TO DO: Wherever the word "Supplier" appears in a line, extract that line.

Dataset entries:
-- start --

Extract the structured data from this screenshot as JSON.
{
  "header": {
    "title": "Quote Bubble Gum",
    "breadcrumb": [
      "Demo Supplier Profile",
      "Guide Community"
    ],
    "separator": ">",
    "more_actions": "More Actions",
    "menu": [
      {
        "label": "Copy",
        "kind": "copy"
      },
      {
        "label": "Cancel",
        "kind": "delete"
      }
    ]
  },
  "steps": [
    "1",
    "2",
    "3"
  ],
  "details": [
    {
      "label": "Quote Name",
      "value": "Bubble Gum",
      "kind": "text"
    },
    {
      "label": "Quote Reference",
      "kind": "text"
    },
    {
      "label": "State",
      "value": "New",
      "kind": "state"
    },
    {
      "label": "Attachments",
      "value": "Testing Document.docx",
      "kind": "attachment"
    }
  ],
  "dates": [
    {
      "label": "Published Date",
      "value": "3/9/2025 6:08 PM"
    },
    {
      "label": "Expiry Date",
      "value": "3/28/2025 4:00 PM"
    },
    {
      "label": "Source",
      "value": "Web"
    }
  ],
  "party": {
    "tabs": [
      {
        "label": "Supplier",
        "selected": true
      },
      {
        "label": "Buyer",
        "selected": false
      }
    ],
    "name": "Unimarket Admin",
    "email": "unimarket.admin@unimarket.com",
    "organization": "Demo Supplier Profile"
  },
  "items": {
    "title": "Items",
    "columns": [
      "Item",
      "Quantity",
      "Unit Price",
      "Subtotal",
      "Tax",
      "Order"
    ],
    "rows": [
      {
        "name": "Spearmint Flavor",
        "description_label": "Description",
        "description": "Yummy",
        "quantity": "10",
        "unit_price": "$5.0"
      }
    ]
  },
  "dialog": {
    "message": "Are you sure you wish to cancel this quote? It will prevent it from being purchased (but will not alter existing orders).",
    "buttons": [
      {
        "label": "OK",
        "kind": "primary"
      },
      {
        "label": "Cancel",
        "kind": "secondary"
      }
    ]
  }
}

-- end --

REPLY TO THE TASK:
      "Demo Supplier Profile",
        "label": "Supplier",
    "organization": "Demo Supplier Profile"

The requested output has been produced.